TASK SET:
- 1) In the account of unrest in Kerry, why did a gentleman who was invited to meet the writer put the meeting off until daylight?
- 2) Convert the lines of the records into a JSON list of strings, one string per line with blank lines omitted, running from the first line of the records through the line holding "- validity-date-label: تاریخ", inclusive.

SELECTED TEXT:
========================

After some little consultation the chiefs of the Blackfaces consented to swear Griffin as to the truth of his statement, and while guns were held to his breast and to each side of his head, he swore solemnly that he had obeyed the notice, that he was no longer watching Sullivan's farm, and that he would never offend in such wise again.

When an end was made of swearing him, poor Griffin, more dead than alive, was marched outalone between his guards into the road, where he found himself among a score more of men, all with blackened faces. Then, so far as I could understand Griffin, the leader of the men outside displayed some dissatisfaction at the way in which things had passed off, and expressed his determination that the unhappy caretaker should not go scot free.

"What did we come out for to-night?" growled the chief; "did we come out for nothing?" Muffled groans followed this appeal, and encouraged the spokesman to add, "Shall we go back as we came, boys?" the answer to which was a decided negative. Then the unlucky man, Griffin, saw something glitter in the chief's hand, and while he was kept steady by gun barrels pressing against each side of his head, he felt a sharp pain in his left ear, and the blood running down his neck.

As to what followed he was very incoherent; but it seems that the Blackfaces departed, leaving him with his wife and children nearly frightened to death, and with the top of his ear cut clean off.

I may add, as an indication of the state of Kerry, that a gentleman invited to meet me last night postponed the meeting till daylight, on the ground that night air is not good for landlords. Not a single person directly or indirectly connected with land ventures out unarmed even in broad daylight. It is needless to say that no money would hire a man to watch Sullivan's farm.

Tralee, Co. Kerry,Wednesday, December 8th.

The character of the principal estates in counties Cork and Kerry appears to be like that of their bacon and beef—streaky. There are to be seen some admirable specimens of skilful and liberal management, as well as instances of almost insane blundering on the part of both landlord and tenant. From Blarney to the Blaskets the distance is not that of a couple of counties, but the gap between Kylemore and Rinvyle between civilization and savagery. It would be thought that worse degradation than that on Innisturk and Innisbofin would be difficult to find; but in poverty, misery, and lawlessness the population of those inclement isles is far outdone by the five-and-twenty families now in the position of squatters on the Great Blasket. This is an island some three miles and three-quarters long, lying off the peninsula of Corkaguiny beyond Dunmore Head, on the northern side of Dingle Bay, as Bray Head andthe island of Valentia lie on its southern side. Of old the Greater Blasket, which has some good pasturage upon it, was let to a few tenants who made a sort of living on this wild spot. They fed their sheep, they grew potatoes, caught great store of porpoises, which they converted into bacon, and thus kept body and soul together in a rough way. But whatever of rude plenty once existed on Great Blasket has vanished before its increasing population. The island is now asked to maintain some hundred and forty persons, and refuses to respond to the demand.

========================

RECORDS SUPPLIED:
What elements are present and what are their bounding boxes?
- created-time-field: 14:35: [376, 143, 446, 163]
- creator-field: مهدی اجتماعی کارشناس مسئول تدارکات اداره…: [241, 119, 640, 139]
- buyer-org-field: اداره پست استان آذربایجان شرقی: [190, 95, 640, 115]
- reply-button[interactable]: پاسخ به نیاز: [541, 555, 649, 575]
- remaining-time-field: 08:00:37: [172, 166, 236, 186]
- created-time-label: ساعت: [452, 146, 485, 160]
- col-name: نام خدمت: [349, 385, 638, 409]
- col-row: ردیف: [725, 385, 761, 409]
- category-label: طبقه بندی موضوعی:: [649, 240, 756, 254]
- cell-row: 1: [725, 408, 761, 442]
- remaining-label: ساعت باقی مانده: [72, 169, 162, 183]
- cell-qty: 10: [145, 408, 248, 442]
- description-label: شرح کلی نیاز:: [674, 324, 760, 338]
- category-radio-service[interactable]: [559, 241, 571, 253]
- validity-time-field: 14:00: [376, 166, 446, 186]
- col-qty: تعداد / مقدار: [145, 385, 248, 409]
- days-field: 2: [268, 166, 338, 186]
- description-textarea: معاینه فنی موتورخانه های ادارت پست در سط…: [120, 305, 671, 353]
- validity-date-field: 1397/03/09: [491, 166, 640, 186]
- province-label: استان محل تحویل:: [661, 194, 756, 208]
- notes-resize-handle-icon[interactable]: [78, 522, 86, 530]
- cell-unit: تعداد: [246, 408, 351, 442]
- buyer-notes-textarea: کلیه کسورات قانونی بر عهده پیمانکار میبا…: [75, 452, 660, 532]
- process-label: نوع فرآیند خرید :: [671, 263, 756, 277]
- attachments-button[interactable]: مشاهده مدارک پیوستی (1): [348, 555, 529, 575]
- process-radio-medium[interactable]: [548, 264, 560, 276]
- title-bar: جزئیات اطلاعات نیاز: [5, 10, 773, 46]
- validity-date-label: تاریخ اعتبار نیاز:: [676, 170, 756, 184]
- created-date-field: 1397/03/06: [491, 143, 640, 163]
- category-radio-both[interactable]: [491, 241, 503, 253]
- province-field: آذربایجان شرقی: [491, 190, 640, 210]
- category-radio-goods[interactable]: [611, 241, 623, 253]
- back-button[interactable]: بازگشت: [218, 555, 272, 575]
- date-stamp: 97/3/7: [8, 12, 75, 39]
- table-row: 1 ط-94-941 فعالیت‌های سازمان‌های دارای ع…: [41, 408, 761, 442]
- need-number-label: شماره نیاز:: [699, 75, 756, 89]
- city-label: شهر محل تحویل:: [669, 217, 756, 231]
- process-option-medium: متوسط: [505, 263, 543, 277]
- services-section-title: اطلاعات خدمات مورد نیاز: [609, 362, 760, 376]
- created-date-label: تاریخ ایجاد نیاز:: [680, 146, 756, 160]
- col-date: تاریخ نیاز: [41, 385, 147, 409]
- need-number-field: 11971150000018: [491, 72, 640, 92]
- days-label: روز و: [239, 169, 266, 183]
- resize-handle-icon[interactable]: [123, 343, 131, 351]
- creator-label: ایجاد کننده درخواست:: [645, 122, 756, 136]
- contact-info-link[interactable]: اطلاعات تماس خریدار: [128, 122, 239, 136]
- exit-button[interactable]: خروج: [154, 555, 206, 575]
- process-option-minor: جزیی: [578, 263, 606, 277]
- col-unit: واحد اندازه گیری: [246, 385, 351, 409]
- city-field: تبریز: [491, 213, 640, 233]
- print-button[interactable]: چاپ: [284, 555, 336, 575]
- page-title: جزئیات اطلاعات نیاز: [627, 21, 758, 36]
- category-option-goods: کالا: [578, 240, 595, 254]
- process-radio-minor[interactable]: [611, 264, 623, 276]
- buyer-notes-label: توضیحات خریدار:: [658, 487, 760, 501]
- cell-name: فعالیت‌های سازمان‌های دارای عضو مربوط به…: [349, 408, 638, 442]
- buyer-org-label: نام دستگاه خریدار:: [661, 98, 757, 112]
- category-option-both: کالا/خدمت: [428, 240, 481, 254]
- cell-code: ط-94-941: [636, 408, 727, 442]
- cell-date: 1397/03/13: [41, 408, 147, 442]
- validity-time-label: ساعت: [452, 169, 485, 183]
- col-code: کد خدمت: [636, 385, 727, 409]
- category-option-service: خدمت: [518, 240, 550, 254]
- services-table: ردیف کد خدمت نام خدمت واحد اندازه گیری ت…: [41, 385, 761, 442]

========================

LIST OF SOLUTIONS:
- 1) He postponed it on the ground that night air is not good for landlords.

- 2)
[
  "What elements are present and what are their bounding boxes?",
  "- created-time-field: 14:35: [376, 143, 446, 163]",
  "- creator-field: مهدی اجتماعی کارشناس مسئول تدارکات اداره…: [241, 119, 640, 139]",
  "- buyer-org-field: اداره پست استان آذربایجان شرقی: [190, 95, 640, 115]",
  "- reply-button[interactable]: پاسخ به نیاز: [541, 555, 649, 575]",
  "- remaining-time-field: 08:00:37: [172, 166, 236, 186]",
  "- created-time-label: ساعت: [452, 146, 485, 160]",
  "- col-name: نام خدمت: [349, 385, 638, 409]",
  "- col-row: ردیف: [725, 385, 761, 409]",
  "- category-label: طبقه بندی موضوعی:: [649, 240, 756, 254]",
  "- cell-row: 1: [725, 408, 761, 442]",
  "- remaining-label: ساعت باقی مانده: [72, 169, 162, 183]",
  "- cell-qty: 10: [145, 408, 248, 442]",
  "- description-label: شرح کلی نیاز:: [674, 324, 760, 338]",
  "- category-radio-service[interactable]: [559, 241, 571, 253]",
  "- validity-time-field: 14:00: [376, 166, 446, 186]",
  "- col-qty: تعداد / مقدار: [145, 385, 248, 409]",
  "- days-field: 2: [268, 166, 338, 186]",
  "- description-textarea: معاینه فنی موتورخانه های ادارت پست در سط…: [120, 305, 671, 353]",
  "- validity-date-field: 1397/03/09: [491, 166, 640, 186]",
  "- province-label: استان محل تحویل:: [661, 194, 756, 208]",
  "- notes-resize-handle-icon[interactable]: [78, 522, 86, 530]",
  "- cell-unit: تعداد: [246, 408, 351, 442]",
  "- buyer-notes-textarea: کلیه کسورات قانونی بر عهده پیمانکار میبا…: [75, 452, 660, 532]",
  "- process-label: نوع فرآیند خرید :: [671, 263, 756, 277]",
  "- attachments-button[interactable]: مشاهده مدارک پیوستی (1): [348, 555, 529, 575]",
  "- process-radio-medium[interactable]: [548, 264, 560, 276]",
  "- title-bar: جزئیات اطلاعات نیاز: [5, 10, 773, 46]",
  "- validity-date-label: تاریخ اعتبار نیاز:: [676, 170, 756, 184]"
]